Work instructions: Render every entry verbatim.

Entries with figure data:
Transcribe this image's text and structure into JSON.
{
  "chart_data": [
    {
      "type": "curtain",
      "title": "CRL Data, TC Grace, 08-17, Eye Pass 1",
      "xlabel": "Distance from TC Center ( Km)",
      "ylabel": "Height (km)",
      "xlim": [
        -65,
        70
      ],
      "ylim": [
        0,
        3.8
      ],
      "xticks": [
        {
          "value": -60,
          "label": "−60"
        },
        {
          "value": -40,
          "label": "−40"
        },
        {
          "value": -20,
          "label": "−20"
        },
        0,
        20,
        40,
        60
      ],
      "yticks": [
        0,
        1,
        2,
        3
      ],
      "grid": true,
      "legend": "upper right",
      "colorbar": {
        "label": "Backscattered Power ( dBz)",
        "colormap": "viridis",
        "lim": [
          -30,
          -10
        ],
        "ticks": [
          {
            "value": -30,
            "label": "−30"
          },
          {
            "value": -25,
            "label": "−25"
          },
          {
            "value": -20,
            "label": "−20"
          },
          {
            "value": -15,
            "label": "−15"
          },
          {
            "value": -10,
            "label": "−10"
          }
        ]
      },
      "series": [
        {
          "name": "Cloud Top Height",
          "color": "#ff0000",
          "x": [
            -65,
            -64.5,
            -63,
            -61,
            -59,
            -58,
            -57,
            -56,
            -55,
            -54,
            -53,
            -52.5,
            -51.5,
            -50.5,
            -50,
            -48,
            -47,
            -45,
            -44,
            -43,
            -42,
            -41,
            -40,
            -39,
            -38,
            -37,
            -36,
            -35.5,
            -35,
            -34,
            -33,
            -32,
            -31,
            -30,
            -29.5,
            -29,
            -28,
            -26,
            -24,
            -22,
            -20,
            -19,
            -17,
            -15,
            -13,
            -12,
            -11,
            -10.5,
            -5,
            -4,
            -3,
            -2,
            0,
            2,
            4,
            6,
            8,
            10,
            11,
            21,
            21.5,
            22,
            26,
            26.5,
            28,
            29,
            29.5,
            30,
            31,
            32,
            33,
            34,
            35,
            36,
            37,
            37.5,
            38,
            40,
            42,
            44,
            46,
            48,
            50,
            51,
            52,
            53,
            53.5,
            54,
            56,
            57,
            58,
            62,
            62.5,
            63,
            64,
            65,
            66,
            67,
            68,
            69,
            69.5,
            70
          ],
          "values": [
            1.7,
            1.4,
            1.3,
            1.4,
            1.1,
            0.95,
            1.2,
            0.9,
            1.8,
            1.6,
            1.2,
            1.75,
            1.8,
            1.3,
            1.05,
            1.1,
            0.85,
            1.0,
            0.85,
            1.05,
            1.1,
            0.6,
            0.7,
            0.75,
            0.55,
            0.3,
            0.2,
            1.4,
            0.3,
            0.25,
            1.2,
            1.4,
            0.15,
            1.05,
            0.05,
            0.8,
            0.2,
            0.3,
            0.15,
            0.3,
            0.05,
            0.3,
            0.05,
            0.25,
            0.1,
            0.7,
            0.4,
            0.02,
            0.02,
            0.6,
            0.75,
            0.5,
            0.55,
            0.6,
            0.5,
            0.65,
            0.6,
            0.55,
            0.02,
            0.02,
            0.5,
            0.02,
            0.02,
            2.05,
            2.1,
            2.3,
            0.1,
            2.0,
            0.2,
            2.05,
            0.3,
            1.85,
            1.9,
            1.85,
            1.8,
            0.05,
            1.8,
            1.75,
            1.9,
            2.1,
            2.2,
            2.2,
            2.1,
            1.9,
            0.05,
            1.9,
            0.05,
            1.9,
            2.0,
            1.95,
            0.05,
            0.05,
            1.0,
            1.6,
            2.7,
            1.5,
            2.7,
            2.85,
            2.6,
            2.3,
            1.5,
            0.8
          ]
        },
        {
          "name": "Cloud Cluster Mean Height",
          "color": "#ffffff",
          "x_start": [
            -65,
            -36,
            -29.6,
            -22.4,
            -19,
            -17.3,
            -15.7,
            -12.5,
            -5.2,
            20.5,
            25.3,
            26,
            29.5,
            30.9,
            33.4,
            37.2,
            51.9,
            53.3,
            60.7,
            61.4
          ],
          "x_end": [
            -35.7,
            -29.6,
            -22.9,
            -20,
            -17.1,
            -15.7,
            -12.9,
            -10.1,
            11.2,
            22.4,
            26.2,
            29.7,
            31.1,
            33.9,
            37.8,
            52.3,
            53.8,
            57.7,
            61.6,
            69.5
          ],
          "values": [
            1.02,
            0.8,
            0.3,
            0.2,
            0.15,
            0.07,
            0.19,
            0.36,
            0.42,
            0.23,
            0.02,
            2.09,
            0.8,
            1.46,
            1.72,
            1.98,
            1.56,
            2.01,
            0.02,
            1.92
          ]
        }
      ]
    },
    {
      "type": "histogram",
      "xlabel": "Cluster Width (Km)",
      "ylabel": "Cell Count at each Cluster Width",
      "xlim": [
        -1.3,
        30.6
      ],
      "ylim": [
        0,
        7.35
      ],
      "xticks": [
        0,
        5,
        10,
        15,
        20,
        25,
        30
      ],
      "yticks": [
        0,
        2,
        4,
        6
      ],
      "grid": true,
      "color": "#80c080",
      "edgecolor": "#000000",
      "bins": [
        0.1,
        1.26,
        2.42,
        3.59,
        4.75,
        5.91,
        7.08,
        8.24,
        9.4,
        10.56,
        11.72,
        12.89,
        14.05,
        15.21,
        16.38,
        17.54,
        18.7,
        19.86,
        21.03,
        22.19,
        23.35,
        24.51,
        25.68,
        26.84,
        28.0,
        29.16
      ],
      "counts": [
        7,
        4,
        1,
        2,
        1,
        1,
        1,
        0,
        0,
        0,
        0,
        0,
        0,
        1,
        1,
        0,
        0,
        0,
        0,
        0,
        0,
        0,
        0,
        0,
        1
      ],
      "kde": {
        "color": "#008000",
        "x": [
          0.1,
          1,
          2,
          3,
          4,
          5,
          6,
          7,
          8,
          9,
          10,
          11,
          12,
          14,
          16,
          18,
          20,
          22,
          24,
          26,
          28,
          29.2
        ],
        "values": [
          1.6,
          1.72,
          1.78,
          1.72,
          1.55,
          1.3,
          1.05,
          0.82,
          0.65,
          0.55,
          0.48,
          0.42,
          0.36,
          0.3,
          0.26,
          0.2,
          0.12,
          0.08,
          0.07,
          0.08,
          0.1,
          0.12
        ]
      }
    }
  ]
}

Final answer:
Transcribe this image's text and structure into JSON.
{
  "chart_data": [
    {
      "type": "curtain",
      "title": "CRL Data, TC Grace, 08-17, Eye Pass 1",
      "xlabel": "Distance from TC Center ( Km)",
      "ylabel": "Height (km)",
      "xlim": [
        -65,
        70
      ],
      "ylim": [
        0,
        3.8
      ],
      "xticks": [
        {
          "value": -60,
          "label": "−60"
        },
        {
          "value": -40,
          "label": "−40"
        },
        {
          "value": -20,
          "label": "−20"
        },
        0,
        20,
        40,
        60
      ],
      "yticks": [
        0,
        1,
        2,
        3
      ],
      "grid": true,
      "legend": "upper right",
      "colorbar": {
        "label": "Backscattered Power ( dBz)",
        "colormap": "viridis",
        "lim": [
          -30,
          -10
        ],
        "ticks": [
          {
            "value": -30,
            "label": "−30"
          },
          {
            "value": -25,
            "label": "−25"
          },
          {
            "value": -20,
            "label": "−20"
          },
          {
            "value": -15,
            "label": "−15"
          },
          {
            "value": -10,
            "label": "−10"
          }
        ]
      },
      "series": [
        {
          "name": "Cloud Top Height",
          "color": "#ff0000",
          "x": [
            -65,
            -64.5,
            -63,
            -61,
            -59,
            -58,
            -57,
            -56,
            -55,
            -54,
            -53,
            -52.5,
            -51.5,
            -50.5,
            -50,
            -48,
            -47,
            -45,
            -44,
            -43,
            -42,
            -41,
            -40,
            -39,
            -38,
            -37,
            -36,
            -35.5,
            -35,
            -34,
            -33,
            -32,
            -31,
            -30,
            -29.5,
            -29,
            -28,
            -26,
            -24,
            -22,
            -20,
            -19,
            -17,
            -15,
            -13,
            -12,
            -11,
            -10.5,
            -5,
            -4,
            -3,
            -2,
            0,
            2,
            4,
            6,
            8,
            10,
            11,
            21,
            21.5,
            22,
            26,
            26.5,
            28,
            29,
            29.5,
            30,
            31,
            32,
            33,
            34,
            35,
            36,
            37,
            37.5,
            38,
            40,
            42,
            44,
            46,
            48,
            50,
            51,
            52,
            53,
            53.5,
            54,
            56,
            57,
            58,
            62,
            62.5,
            63,
            64,
            65,
            66,
            67,
            68,
            69,
            69.5,
            70
          ],
          "values": [
            1.7,
            1.4,
            1.3,
            1.4,
            1.1,
            0.95,
            1.2,
            0.9,
            1.8,
            1.6,
            1.2,
            1.75,
            1.8,
            1.3,
            1.05,
            1.1,
            0.85,
            1.0,
            0.85,
            1.05,
            1.1,
            0.6,
            0.7,
            0.75,
            0.55,
            0.3,
            0.2,
            1.4,
            0.3,
            0.25,
            1.2,
            1.4,
            0.15,
            1.05,
            0.05,
            0.8,
            0.2,
            0.3,
            0.15,
            0.3,
            0.05,
            0.3,
            0.05,
            0.25,
            0.1,
            0.7,
            0.4,
            0.02,
            0.02,
            0.6,
            0.75,
            0.5,
            0.55,
            0.6,
            0.5,
            0.65,
            0.6,
            0.55,
            0.02,
            0.02,
            0.5,
            0.02,
            0.02,
            2.05,
            2.1,
            2.3,
            0.1,
            2.0,
            0.2,
            2.05,
            0.3,
            1.85,
            1.9,
            1.85,
            1.8,
            0.05,
            1.8,
            1.75,
            1.9,
            2.1,
            2.2,
            2.2,
            2.1,
            1.9,
            0.05,
            1.9,
            0.05,
            1.9,
            2.0,
            1.95,
            0.05,
            0.05,
            1.0,
            1.6,
            2.7,
            1.5,
            2.7,
            2.85,
            2.6,
            2.3,
            1.5,
            0.8
          ]
        },
        {
          "name": "Cloud Cluster Mean Height",
          "color": "#ffffff",
          "x_start": [
            -65,
            -36,
            -29.6,
            -22.4,
            -19,
            -17.3,
            -15.7,
            -12.5,
            -5.2,
            20.5,
            25.3,
            26,
            29.5,
            30.9,
            33.4,
            37.2,
            51.9,
            53.3,
            60.7,
            61.4
          ],
          "x_end": [
            -35.7,
            -29.6,
            -22.9,
            -20,
            -17.1,
            -15.7,
            -12.9,
            -10.1,
            11.2,
            22.4,
            26.2,
            29.7,
            31.1,
            33.9,
            37.8,
            52.3,
            53.8,
            57.7,
            61.6,
            69.5
          ],
          "values": [
            1.02,
            0.8,
            0.3,
            0.2,
            0.15,
            0.07,
            0.19,
            0.36,
            0.42,
            0.23,
            0.02,
            2.09,
            0.8,
            1.46,
            1.72,
            1.98,
            1.56,
            2.01,
            0.02,
            1.92
          ]
        }
      ]
    },
    {
      "type": "histogram",
      "xlabel": "Cluster Width (Km)",
      "ylabel": "Cell Count at each Cluster Width",
      "xlim": [
        -1.3,
        30.6
      ],
      "ylim": [
        0,
        7.35
      ],
      "xticks": [
        0,
        5,
        10,
        15,
        20,
        25,
        30
      ],
      "yticks": [
        0,
        2,
        4,
        6
      ],
      "grid": true,
      "color": "#80c080",
      "edgecolor": "#000000",
      "bins": [
        0.1,
        1.26,
        2.42,
        3.59,
        4.75,
        5.91,
        7.08,
        8.24,
        9.4,
        10.56,
        11.72,
        12.89,
        14.05,
        15.21,
        16.38,
        17.54,
        18.7,
        19.86,
        21.03,
        22.19,
        23.35,
        24.51,
        25.68,
        26.84,
        28.0,
        29.16
      ],
      "counts": [
        7,
        4,
        1,
        2,
        1,
        1,
        1,
        0,
        0,
        0,
        0,
        0,
        0,
        1,
        1,
        0,
        0,
        0,
        0,
        0,
        0,
        0,
        0,
        0,
        1
      ],
      "kde": {
        "color": "#008000",
        "x": [
          0.1,
          1,
          2,
          3,
          4,
          5,
          6,
          7,
          8,
          9,
          10,
          11,
          12,
          14,
          16,
          18,
          20,
          22,
          24,
          26,
          28,
          29.2
        ],
        "values": [
          1.6,
          1.72,
          1.78,
          1.72,
          1.55,
          1.3,
          1.05,
          0.82,
          0.65,
          0.55,
          0.48,
          0.42,
          0.36,
          0.3,
          0.26,
          0.2,
          0.12,
          0.08,
          0.07,
          0.08,
          0.1,
          0.12
        ]
      }
    }
  ]
}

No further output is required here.